--- start Dataset ---

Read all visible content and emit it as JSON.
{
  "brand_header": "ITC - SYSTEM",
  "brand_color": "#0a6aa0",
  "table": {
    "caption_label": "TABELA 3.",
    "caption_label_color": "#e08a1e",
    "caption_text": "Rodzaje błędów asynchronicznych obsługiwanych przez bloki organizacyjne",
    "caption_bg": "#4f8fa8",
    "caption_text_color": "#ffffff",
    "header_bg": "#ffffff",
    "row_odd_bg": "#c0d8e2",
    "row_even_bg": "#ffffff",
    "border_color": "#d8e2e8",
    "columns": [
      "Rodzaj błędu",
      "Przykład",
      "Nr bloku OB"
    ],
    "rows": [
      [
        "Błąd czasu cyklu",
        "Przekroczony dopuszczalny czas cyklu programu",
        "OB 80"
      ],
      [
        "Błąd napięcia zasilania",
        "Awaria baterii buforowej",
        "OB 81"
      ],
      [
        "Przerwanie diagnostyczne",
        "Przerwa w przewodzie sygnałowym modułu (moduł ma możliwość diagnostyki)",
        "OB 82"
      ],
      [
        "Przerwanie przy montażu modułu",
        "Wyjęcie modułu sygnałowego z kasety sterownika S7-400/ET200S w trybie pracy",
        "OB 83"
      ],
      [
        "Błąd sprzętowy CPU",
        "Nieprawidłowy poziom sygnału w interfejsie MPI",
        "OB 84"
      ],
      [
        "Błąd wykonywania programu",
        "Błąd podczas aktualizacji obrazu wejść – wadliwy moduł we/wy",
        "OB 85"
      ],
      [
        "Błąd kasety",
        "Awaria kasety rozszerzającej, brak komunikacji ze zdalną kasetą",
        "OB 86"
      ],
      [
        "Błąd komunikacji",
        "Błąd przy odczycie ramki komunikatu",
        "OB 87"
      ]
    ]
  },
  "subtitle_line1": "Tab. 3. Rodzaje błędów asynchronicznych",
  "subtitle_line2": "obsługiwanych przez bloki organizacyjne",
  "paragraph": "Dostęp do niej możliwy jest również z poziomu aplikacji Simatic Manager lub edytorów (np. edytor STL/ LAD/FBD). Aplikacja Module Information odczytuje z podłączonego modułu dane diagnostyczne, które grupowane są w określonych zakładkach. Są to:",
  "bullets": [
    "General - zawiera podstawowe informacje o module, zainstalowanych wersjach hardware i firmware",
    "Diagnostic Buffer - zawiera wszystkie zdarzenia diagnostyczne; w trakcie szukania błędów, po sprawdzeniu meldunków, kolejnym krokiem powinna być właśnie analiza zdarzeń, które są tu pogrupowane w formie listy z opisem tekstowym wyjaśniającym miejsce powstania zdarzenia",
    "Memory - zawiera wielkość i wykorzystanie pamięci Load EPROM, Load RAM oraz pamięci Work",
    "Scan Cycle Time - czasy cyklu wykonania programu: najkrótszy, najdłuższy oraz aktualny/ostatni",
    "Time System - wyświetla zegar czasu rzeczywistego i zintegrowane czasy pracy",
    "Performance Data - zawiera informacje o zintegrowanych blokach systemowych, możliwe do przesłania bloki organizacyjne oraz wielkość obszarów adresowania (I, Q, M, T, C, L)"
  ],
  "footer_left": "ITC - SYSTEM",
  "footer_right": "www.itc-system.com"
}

--- end Dataset ---

What the exercise asks:
Gather every line from the entries above where the word "komunikacji" appears, and copy them.

Answer to this exercise:
        "Awaria kasety rozszerzającej, brak komunikacji ze zdalną kasetą",
        "Błąd komunikacji",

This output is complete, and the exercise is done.